> _Work to be completed_: Can you write out all the lines word for word, with no pictures?

> _Supplied data_:
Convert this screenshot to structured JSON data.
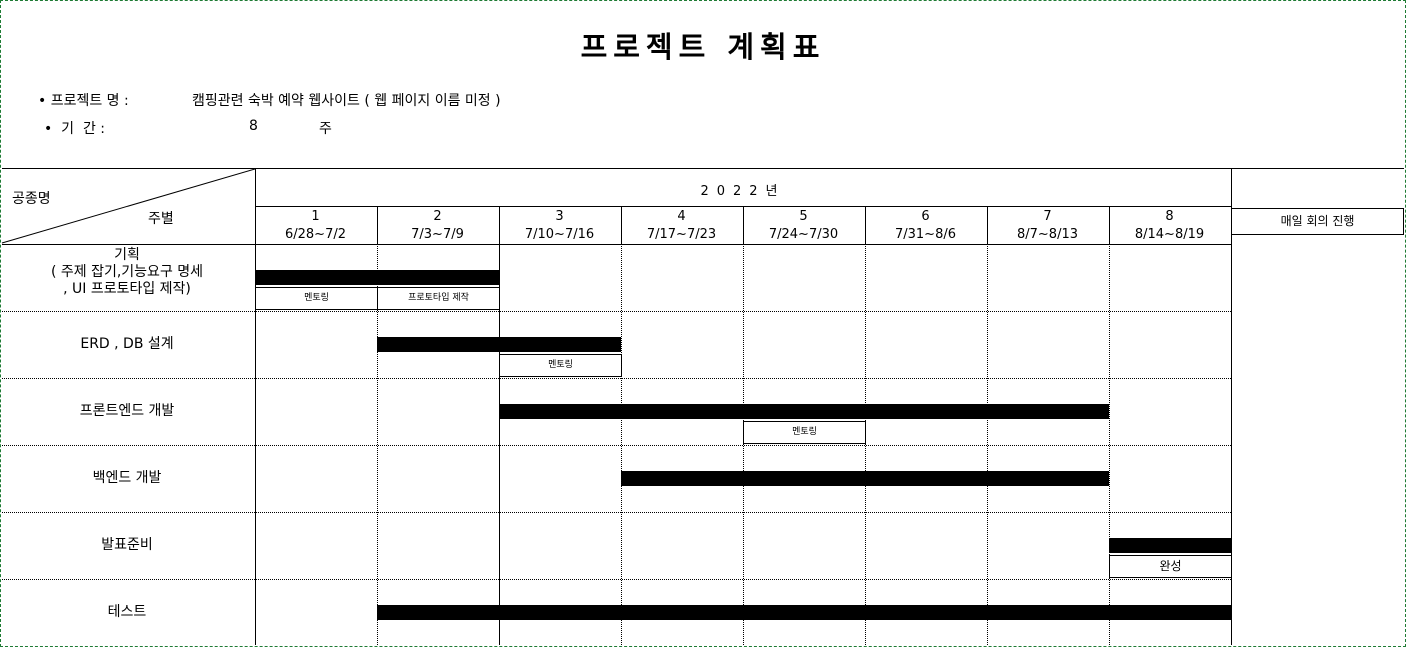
{
  "title": "프로젝트 계획표",
  "info": {
    "project_label": "• 프로젝트 명 :",
    "project_value": "캠핑관련 숙박 예약 웹사이트 ( 웹 페이지 이름 미정 )",
    "period_label": "•  기  간 :",
    "period_value": "8",
    "period_unit": "주"
  },
  "header": {
    "corner_task": "공종명",
    "corner_week": "주별",
    "year": "2022년",
    "side_note": "매일 회의 진행"
  },
  "weeks": [
    {
      "num": "1",
      "range": "6/28~7/2"
    },
    {
      "num": "2",
      "range": "7/3~7/9"
    },
    {
      "num": "3",
      "range": "7/10~7/16"
    },
    {
      "num": "4",
      "range": "7/17~7/23"
    },
    {
      "num": "5",
      "range": "7/24~7/30"
    },
    {
      "num": "6",
      "range": "7/31~8/6"
    },
    {
      "num": "7",
      "range": "8/7~8/13"
    },
    {
      "num": "8",
      "range": "8/14~8/19"
    }
  ],
  "tasks": [
    {
      "name": "기획\n( 주제 잡기,기능요구 명세\n, UI 프로토타입 제작)",
      "start_week": 1,
      "end_week": 2,
      "notes": [
        {
          "text": "멘토링",
          "start_week": 1,
          "end_week": 1
        },
        {
          "text": "프로토타입 제작",
          "start_week": 2,
          "end_week": 2
        }
      ]
    },
    {
      "name": "ERD , DB 설계",
      "start_week": 2,
      "end_week": 3,
      "notes": [
        {
          "text": "멘토링",
          "start_week": 3,
          "end_week": 3
        }
      ]
    },
    {
      "name": "프론트엔드 개발",
      "start_week": 3,
      "end_week": 7,
      "notes": [
        {
          "text": "멘토링",
          "start_week": 5,
          "end_week": 5
        }
      ]
    },
    {
      "name": "백엔드 개발",
      "start_week": 4,
      "end_week": 7,
      "notes": []
    },
    {
      "name": "발표준비",
      "start_week": 8,
      "end_week": 8,
      "notes": [
        {
          "text": "완성",
          "start_week": 8,
          "end_week": 8
        }
      ]
    },
    {
      "name": "테스트",
      "start_week": 2,
      "end_week": 8,
      "notes": []
    }
  ]
}
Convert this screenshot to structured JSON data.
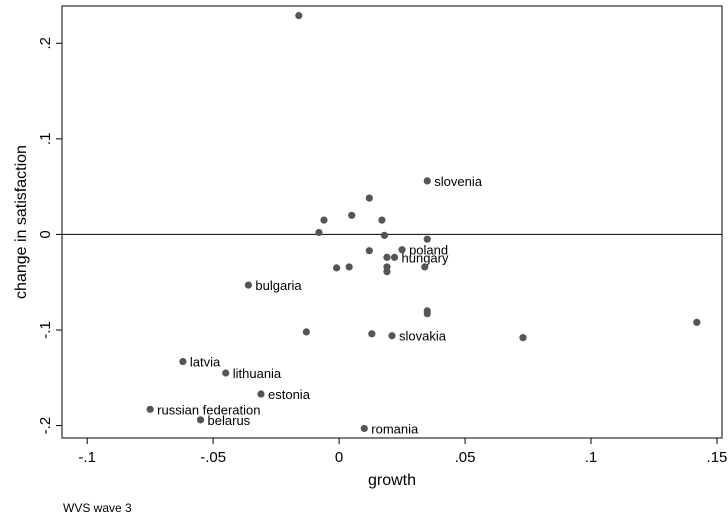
{
  "chart_data": {
    "type": "scatter",
    "xlabel": "growth",
    "ylabel": "change in satisfaction",
    "note": "WVS wave 3",
    "xlim": [
      -0.11,
      0.152
    ],
    "ylim": [
      -0.213,
      0.239
    ],
    "x_ticks": [
      {
        "value": -0.1,
        "label": "-.1"
      },
      {
        "value": -0.05,
        "label": "-.05"
      },
      {
        "value": 0,
        "label": "0"
      },
      {
        "value": 0.05,
        "label": ".05"
      },
      {
        "value": 0.1,
        "label": ".1"
      },
      {
        "value": 0.15,
        "label": ".15"
      }
    ],
    "y_ticks": [
      {
        "value": -0.2,
        "label": "-.2"
      },
      {
        "value": -0.1,
        "label": "-.1"
      },
      {
        "value": 0,
        "label": "0"
      },
      {
        "value": 0.1,
        "label": ".1"
      },
      {
        "value": 0.2,
        "label": ".2"
      }
    ],
    "reference_line_y": 0,
    "grid": false,
    "marker_color": "#555555",
    "points": [
      {
        "x": -0.016,
        "y": 0.229,
        "label": ""
      },
      {
        "x": 0.035,
        "y": 0.056,
        "label": "slovenia"
      },
      {
        "x": 0.012,
        "y": 0.038,
        "label": ""
      },
      {
        "x": -0.006,
        "y": 0.015,
        "label": ""
      },
      {
        "x": 0.005,
        "y": 0.02,
        "label": ""
      },
      {
        "x": 0.017,
        "y": 0.015,
        "label": ""
      },
      {
        "x": -0.008,
        "y": 0.002,
        "label": ""
      },
      {
        "x": 0.018,
        "y": -0.001,
        "label": ""
      },
      {
        "x": 0.035,
        "y": -0.005,
        "label": ""
      },
      {
        "x": 0.012,
        "y": -0.017,
        "label": ""
      },
      {
        "x": 0.025,
        "y": -0.016,
        "label": "poland"
      },
      {
        "x": 0.019,
        "y": -0.024,
        "label": ""
      },
      {
        "x": 0.022,
        "y": -0.024,
        "label": "hungary"
      },
      {
        "x": -0.001,
        "y": -0.035,
        "label": ""
      },
      {
        "x": 0.004,
        "y": -0.034,
        "label": ""
      },
      {
        "x": 0.019,
        "y": -0.034,
        "label": ""
      },
      {
        "x": 0.019,
        "y": -0.039,
        "label": ""
      },
      {
        "x": 0.034,
        "y": -0.034,
        "label": ""
      },
      {
        "x": -0.036,
        "y": -0.053,
        "label": "bulgaria"
      },
      {
        "x": 0.035,
        "y": -0.08,
        "label": ""
      },
      {
        "x": 0.035,
        "y": -0.083,
        "label": ""
      },
      {
        "x": 0.142,
        "y": -0.092,
        "label": ""
      },
      {
        "x": -0.013,
        "y": -0.102,
        "label": ""
      },
      {
        "x": 0.013,
        "y": -0.104,
        "label": ""
      },
      {
        "x": 0.021,
        "y": -0.106,
        "label": "slovakia"
      },
      {
        "x": 0.073,
        "y": -0.108,
        "label": ""
      },
      {
        "x": -0.062,
        "y": -0.133,
        "label": "latvia"
      },
      {
        "x": -0.045,
        "y": -0.145,
        "label": "lithuania"
      },
      {
        "x": -0.031,
        "y": -0.167,
        "label": "estonia"
      },
      {
        "x": -0.075,
        "y": -0.183,
        "label": "russian federation"
      },
      {
        "x": -0.055,
        "y": -0.194,
        "label": "belarus"
      },
      {
        "x": 0.01,
        "y": -0.203,
        "label": "romania"
      }
    ]
  }
}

> _Exercise output_:
Convert this screenshot to structured JSON data.
{
  "title": "프로젝트 계획표",
  "info": {
    "project_label": "• 프로젝트 명 :",
    "project_value": "캠핑관련 숙박 예약 웹사이트 ( 웹 페이지 이름 미정 )",
    "period_label": "•  기  간 :",
    "period_value": "8",
    "period_unit": "주"
  },
  "header": {
    "corner_task": "공종명",
    "corner_week": "주별",
    "year": "2022년",
    "side_note": "매일 회의 진행"
  },
  "weeks": [
    {
      "num": "1",
      "range": "6/28~7/2"
    },
    {
      "num": "2",
      "range": "7/3~7/9"
    },
    {
      "num": "3",
      "range": "7/10~7/16"
    },
    {
      "num": "4",
      "range": "7/17~7/23"
    },
    {
      "num": "5",
      "range": "7/24~7/30"
    },
    {
      "num": "6",
      "range": "7/31~8/6"
    },
    {
      "num": "7",
      "range": "8/7~8/13"
    },
    {
      "num": "8",
      "range": "8/14~8/19"
    }
  ],
  "tasks": [
    {
      "name": "기획\n( 주제 잡기,기능요구 명세\n, UI 프로토타입 제작)",
      "start_week": 1,
      "end_week": 2,
      "notes": [
        {
          "text": "멘토링",
          "start_week": 1,
          "end_week": 1
        },
        {
          "text": "프로토타입 제작",
          "start_week": 2,
          "end_week": 2
        }
      ]
    },
    {
      "name": "ERD , DB 설계",
      "start_week": 2,
      "end_week": 3,
      "notes": [
        {
          "text": "멘토링",
          "start_week": 3,
          "end_week": 3
        }
      ]
    },
    {
      "name": "프론트엔드 개발",
      "start_week": 3,
      "end_week": 7,
      "notes": [
        {
          "text": "멘토링",
          "start_week": 5,
          "end_week": 5
        }
      ]
    },
    {
      "name": "백엔드 개발",
      "start_week": 4,
      "end_week": 7,
      "notes": []
    },
    {
      "name": "발표준비",
      "start_week": 8,
      "end_week": 8,
      "notes": [
        {
          "text": "완성",
          "start_week": 8,
          "end_week": 8
        }
      ]
    },
    {
      "name": "테스트",
      "start_week": 2,
      "end_week": 8,
      "notes": []
    }
  ]
}
Convert this screenshot to structured JSON data.
{
  "chart_data": {
    "type": "scatter",
    "xlabel": "growth",
    "ylabel": "change in satisfaction",
    "note": "WVS wave 3",
    "xlim": [
      -0.11,
      0.152
    ],
    "ylim": [
      -0.213,
      0.239
    ],
    "x_ticks": [
      {
        "value": -0.1,
        "label": "-.1"
      },
      {
        "value": -0.05,
        "label": "-.05"
      },
      {
        "value": 0,
        "label": "0"
      },
      {
        "value": 0.05,
        "label": ".05"
      },
      {
        "value": 0.1,
        "label": ".1"
      },
      {
        "value": 0.15,
        "label": ".15"
      }
    ],
    "y_ticks": [
      {
        "value": -0.2,
        "label": "-.2"
      },
      {
        "value": -0.1,
        "label": "-.1"
      },
      {
        "value": 0,
        "label": "0"
      },
      {
        "value": 0.1,
        "label": ".1"
      },
      {
        "value": 0.2,
        "label": ".2"
      }
    ],
    "reference_line_y": 0,
    "grid": false,
    "marker_color": "#555555",
    "points": [
      {
        "x": -0.016,
        "y": 0.229,
        "label": ""
      },
      {
        "x": 0.035,
        "y": 0.056,
        "label": "slovenia"
      },
      {
        "x": 0.012,
        "y": 0.038,
        "label": ""
      },
      {
        "x": -0.006,
        "y": 0.015,
        "label": ""
      },
      {
        "x": 0.005,
        "y": 0.02,
        "label": ""
      },
      {
        "x": 0.017,
        "y": 0.015,
        "label": ""
      },
      {
        "x": -0.008,
        "y": 0.002,
        "label": ""
      },
      {
        "x": 0.018,
        "y": -0.001,
        "label": ""
      },
      {
        "x": 0.035,
        "y": -0.005,
        "label": ""
      },
      {
        "x": 0.012,
        "y": -0.017,
        "label": ""
      },
      {
        "x": 0.025,
        "y": -0.016,
        "label": "poland"
      },
      {
        "x": 0.019,
        "y": -0.024,
        "label": ""
      },
      {
        "x": 0.022,
        "y": -0.024,
        "label": "hungary"
      },
      {
        "x": -0.001,
        "y": -0.035,
        "label": ""
      },
      {
        "x": 0.004,
        "y": -0.034,
        "label": ""
      },
      {
        "x": 0.019,
        "y": -0.034,
        "label": ""
      },
      {
        "x": 0.019,
        "y": -0.039,
        "label": ""
      },
      {
        "x": 0.034,
        "y": -0.034,
        "label": ""
      },
      {
        "x": -0.036,
        "y": -0.053,
        "label": "bulgaria"
      },
      {
        "x": 0.035,
        "y": -0.08,
        "label": ""
      },
      {
        "x": 0.035,
        "y": -0.083,
        "label": ""
      },
      {
        "x": 0.142,
        "y": -0.092,
        "label": ""
      },
      {
        "x": -0.013,
        "y": -0.102,
        "label": ""
      },
      {
        "x": 0.013,
        "y": -0.104,
        "label": ""
      },
      {
        "x": 0.021,
        "y": -0.106,
        "label": "slovakia"
      },
      {
        "x": 0.073,
        "y": -0.108,
        "label": ""
      },
      {
        "x": -0.062,
        "y": -0.133,
        "label": "latvia"
      },
      {
        "x": -0.045,
        "y": -0.145,
        "label": "lithuania"
      },
      {
        "x": -0.031,
        "y": -0.167,
        "label": "estonia"
      },
      {
        "x": -0.075,
        "y": -0.183,
        "label": "russian federation"
      },
      {
        "x": -0.055,
        "y": -0.194,
        "label": "belarus"
      },
      {
        "x": 0.01,
        "y": -0.203,
        "label": "romania"
      }
    ]
  }
}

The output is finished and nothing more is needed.